** THE PROBLEM **
Repeat all the material exactly; pictures stay out of your copy.

# START OF INPUT MATERIAL

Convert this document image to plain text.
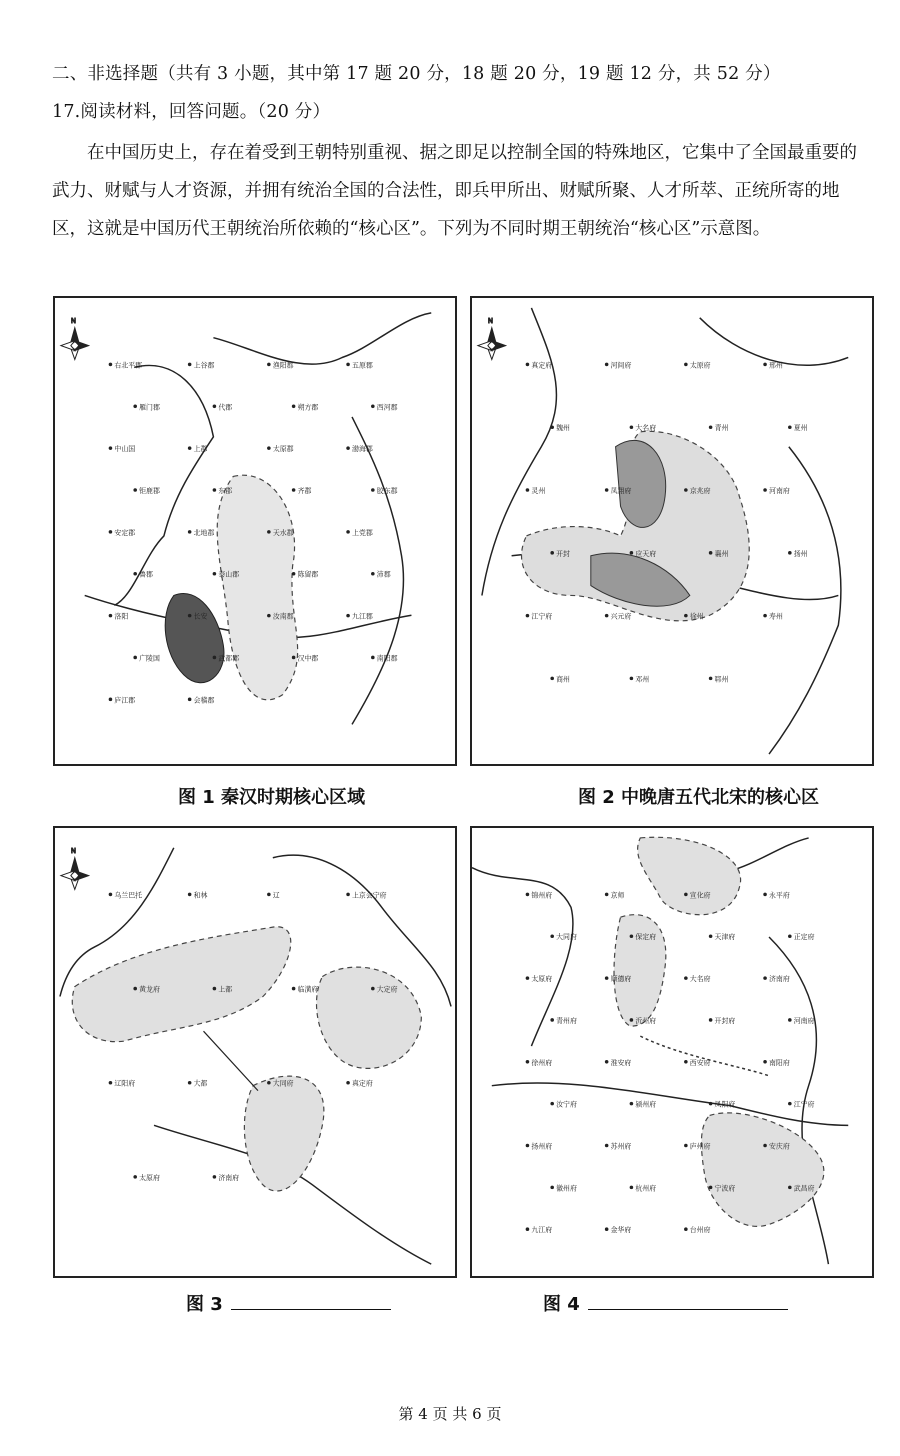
二、非选择题（共有 3 小题，其中第 17 题 20 分，18 题 20 分，19 题 12 分，共 52 分）
17.阅读材料，回答问题。（20 分）
在中国历史上，存在着受到王朝特别重视、据之即足以控制全国的特殊地区，它集中了全国最重要的武力、财赋与人才资源，并拥有统治全国的合法性，即兵甲所出、财赋所聚、人才所萃、正统所寄的地区，这就是中国历代王朝统治所依赖的“核心区”。下列为不同时期王朝统治“核心区”示意图。
N
右北平郡	上谷郡	渔阳郡	五原郡
雁门郡	代郡	朔方郡	西河郡
中山国	上郡	太原郡	渤海郡
钜鹿郡	东郡	齐郡	胶东郡
安定郡	北地郡	天水郡	上党郡
鲁郡	泰山郡	陈留郡	沛郡
洛阳	长安	汝南郡	九江郡
广陵国	武都郡	汉中郡	南阳郡
庐江郡	会稽郡
图 1 秦汉时期核心区域
N
真定府	河间府	太原府	邢州
魏州	大名府	青州	夏州
灵州	凤翔府	京兆府	河南府
开封	应天府	襄州	扬州
江宁府	兴元府	徐州	寿州
商州	邓州	郓州
图 2 中晚唐五代北宋的核心区
N
乌兰巴托	和林	辽	上京会宁府
黄龙府	上都	临潢府	大定府
辽阳府	大都	大同府	真定府
太原府	济南府
图 3
锦州府	京师	宣化府	永平府
大同府	保定府	天津府	正定府
太原府	顺德府	大名府	济南府
青州府	沂州府	开封府	河南府
徐州府	淮安府	西安府	南阳府
汝宁府	颍州府	凤阳府	江宁府
扬州府	苏州府	庐州府	安庆府
徽州府	杭州府	宁波府	武昌府
九江府	金华府	台州府
图 4
第 4 页 共 6 页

# END OF INPUT MATERIAL

** TASK OUTPUT **
Convert this document image to plain text.
二、非选择题（共有 3 小题，其中第 17 题 20 分，18 题 20 分，19 题 12 分，共 52 分）
17.阅读材料，回答问题。（20 分）
在中国历史上，存在着受到王朝特别重视、据之即足以控制全国的特殊地区，它集中了全国最重要的武力、财赋与人才资源，并拥有统治全国的合法性，即兵甲所出、财赋所聚、人才所萃、正统所寄的地区，这就是中国历代王朝统治所依赖的“核心区”。下列为不同时期王朝统治“核心区”示意图。
N
右北平郡	上谷郡	渔阳郡	五原郡
雁门郡	代郡	朔方郡	西河郡
中山国	上郡	太原郡	渤海郡
钜鹿郡	东郡	齐郡	胶东郡
安定郡	北地郡	天水郡	上党郡
鲁郡	泰山郡	陈留郡	沛郡
洛阳	长安	汝南郡	九江郡
广陵国	武都郡	汉中郡	南阳郡
庐江郡	会稽郡
图 1 秦汉时期核心区域
N
真定府	河间府	太原府	邢州
魏州	大名府	青州	夏州
灵州	凤翔府	京兆府	河南府
开封	应天府	襄州	扬州
江宁府	兴元府	徐州	寿州
商州	邓州	郓州
图 2 中晚唐五代北宋的核心区
N
乌兰巴托	和林	辽	上京会宁府
黄龙府	上都	临潢府	大定府
辽阳府	大都	大同府	真定府
太原府	济南府
图 3
锦州府	京师	宣化府	永平府
大同府	保定府	天津府	正定府
太原府	顺德府	大名府	济南府
青州府	沂州府	开封府	河南府
徐州府	淮安府	西安府	南阳府
汝宁府	颍州府	凤阳府	江宁府
扬州府	苏州府	庐州府	安庆府
徽州府	杭州府	宁波府	武昌府
九江府	金华府	台州府
图 4
第 4 页 共 6 页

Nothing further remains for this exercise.